Exercise objective: In the data below, find every line with the string "screenshot" and pull it out.

[Chart and figure data]
>> begin

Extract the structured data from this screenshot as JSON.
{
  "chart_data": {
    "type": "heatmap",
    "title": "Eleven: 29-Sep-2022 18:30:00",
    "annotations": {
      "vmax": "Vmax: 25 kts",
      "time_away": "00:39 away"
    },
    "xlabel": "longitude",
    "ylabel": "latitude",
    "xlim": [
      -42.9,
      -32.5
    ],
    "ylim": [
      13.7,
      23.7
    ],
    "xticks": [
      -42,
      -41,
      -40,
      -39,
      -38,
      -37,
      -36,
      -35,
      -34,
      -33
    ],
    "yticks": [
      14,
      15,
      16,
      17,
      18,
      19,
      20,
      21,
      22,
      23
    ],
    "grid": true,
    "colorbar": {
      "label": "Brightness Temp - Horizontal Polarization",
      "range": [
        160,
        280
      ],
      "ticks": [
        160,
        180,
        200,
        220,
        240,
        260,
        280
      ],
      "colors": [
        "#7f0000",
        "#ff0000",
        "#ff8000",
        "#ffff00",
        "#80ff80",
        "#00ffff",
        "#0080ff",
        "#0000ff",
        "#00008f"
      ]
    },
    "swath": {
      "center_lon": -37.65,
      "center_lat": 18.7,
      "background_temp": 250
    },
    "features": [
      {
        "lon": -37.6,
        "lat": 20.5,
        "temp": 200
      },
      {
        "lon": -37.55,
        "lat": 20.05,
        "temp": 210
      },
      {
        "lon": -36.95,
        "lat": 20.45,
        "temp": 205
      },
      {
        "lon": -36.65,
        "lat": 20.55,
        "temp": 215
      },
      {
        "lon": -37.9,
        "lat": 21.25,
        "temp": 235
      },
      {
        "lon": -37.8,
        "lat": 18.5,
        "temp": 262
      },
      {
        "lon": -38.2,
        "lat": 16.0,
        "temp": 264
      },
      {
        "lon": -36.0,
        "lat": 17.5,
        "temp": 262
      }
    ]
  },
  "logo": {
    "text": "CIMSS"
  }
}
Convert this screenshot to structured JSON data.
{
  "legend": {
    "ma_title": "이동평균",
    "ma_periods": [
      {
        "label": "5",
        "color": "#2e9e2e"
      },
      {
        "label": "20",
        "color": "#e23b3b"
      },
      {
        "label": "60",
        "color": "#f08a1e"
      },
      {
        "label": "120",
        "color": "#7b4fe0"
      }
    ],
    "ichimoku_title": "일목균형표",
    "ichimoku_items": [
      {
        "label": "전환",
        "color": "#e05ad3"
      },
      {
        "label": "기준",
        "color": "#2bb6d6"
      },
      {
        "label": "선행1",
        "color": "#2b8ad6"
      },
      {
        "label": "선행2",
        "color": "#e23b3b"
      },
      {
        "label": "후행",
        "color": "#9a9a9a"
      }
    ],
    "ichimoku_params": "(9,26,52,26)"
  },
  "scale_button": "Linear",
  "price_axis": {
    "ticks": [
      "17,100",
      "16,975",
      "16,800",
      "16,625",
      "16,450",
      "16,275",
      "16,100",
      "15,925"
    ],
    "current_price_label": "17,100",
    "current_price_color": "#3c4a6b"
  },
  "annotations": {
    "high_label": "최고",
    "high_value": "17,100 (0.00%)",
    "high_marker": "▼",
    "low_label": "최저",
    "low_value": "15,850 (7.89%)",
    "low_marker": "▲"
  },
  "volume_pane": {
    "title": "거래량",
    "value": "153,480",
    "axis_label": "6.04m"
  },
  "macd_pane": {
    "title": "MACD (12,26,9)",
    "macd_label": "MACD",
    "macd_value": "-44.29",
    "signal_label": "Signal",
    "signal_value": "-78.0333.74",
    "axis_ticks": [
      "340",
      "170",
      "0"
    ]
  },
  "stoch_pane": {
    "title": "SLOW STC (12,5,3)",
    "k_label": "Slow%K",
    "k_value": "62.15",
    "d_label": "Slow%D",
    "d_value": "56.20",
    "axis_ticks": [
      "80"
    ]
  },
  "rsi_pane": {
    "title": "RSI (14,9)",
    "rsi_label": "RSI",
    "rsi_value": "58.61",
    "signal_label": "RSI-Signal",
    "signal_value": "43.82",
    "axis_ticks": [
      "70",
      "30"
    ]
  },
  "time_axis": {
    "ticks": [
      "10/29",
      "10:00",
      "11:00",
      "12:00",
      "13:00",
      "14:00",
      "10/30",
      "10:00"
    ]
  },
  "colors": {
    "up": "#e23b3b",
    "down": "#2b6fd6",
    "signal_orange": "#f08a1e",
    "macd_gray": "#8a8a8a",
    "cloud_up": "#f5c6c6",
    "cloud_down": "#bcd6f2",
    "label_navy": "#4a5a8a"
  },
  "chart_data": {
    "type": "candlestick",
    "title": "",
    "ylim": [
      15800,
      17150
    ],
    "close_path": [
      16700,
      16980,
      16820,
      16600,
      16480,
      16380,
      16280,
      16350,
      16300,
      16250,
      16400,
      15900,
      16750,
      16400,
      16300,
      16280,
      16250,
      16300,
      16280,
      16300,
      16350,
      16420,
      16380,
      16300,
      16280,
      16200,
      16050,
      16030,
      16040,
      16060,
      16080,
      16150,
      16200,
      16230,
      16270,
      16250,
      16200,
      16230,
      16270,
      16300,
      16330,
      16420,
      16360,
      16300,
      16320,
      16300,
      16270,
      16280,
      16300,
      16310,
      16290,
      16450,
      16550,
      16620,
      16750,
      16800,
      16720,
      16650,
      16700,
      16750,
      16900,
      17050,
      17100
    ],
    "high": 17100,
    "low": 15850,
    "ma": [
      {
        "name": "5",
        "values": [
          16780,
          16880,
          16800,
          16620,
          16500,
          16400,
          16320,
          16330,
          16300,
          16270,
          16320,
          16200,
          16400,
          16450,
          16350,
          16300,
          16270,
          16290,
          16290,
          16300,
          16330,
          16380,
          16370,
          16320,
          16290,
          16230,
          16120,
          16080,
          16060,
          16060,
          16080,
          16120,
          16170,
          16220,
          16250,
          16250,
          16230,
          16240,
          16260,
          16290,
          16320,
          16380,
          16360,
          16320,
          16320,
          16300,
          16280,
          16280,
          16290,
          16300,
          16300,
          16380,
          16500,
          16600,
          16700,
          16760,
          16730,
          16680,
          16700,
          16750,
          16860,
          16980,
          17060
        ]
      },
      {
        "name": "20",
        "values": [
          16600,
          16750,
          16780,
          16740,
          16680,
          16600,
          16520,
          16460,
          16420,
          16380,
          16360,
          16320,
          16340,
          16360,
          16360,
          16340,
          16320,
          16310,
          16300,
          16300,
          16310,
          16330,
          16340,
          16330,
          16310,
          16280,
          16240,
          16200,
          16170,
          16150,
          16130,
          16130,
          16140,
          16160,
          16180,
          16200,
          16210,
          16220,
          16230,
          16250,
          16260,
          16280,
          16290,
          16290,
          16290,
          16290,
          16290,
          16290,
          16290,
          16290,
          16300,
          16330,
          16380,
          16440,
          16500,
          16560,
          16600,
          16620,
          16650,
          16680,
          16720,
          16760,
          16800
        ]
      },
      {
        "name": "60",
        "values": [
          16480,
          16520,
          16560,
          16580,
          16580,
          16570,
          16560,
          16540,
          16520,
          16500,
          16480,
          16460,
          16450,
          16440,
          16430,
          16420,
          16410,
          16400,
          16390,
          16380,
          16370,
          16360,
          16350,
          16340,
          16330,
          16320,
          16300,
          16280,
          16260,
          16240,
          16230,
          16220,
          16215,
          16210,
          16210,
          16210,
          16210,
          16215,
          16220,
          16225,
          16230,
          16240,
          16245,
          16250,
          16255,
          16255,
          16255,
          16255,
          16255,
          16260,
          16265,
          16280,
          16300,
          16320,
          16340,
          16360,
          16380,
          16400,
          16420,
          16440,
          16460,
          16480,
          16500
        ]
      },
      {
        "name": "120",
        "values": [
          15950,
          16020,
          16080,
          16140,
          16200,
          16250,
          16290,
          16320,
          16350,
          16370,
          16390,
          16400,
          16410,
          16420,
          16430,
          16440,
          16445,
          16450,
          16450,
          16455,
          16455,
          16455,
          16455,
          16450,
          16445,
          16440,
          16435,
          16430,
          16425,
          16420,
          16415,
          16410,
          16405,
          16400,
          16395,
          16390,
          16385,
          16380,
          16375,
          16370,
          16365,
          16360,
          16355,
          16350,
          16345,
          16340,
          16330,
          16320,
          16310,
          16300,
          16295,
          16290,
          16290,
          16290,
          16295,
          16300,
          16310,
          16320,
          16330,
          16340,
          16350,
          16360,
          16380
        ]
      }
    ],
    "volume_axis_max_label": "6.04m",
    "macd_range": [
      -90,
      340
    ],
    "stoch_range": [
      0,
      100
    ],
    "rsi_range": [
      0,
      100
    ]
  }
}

>> end

Answer in full:
Extract the structured data from this screenshot as JSON.
Convert this screenshot to structured JSON data.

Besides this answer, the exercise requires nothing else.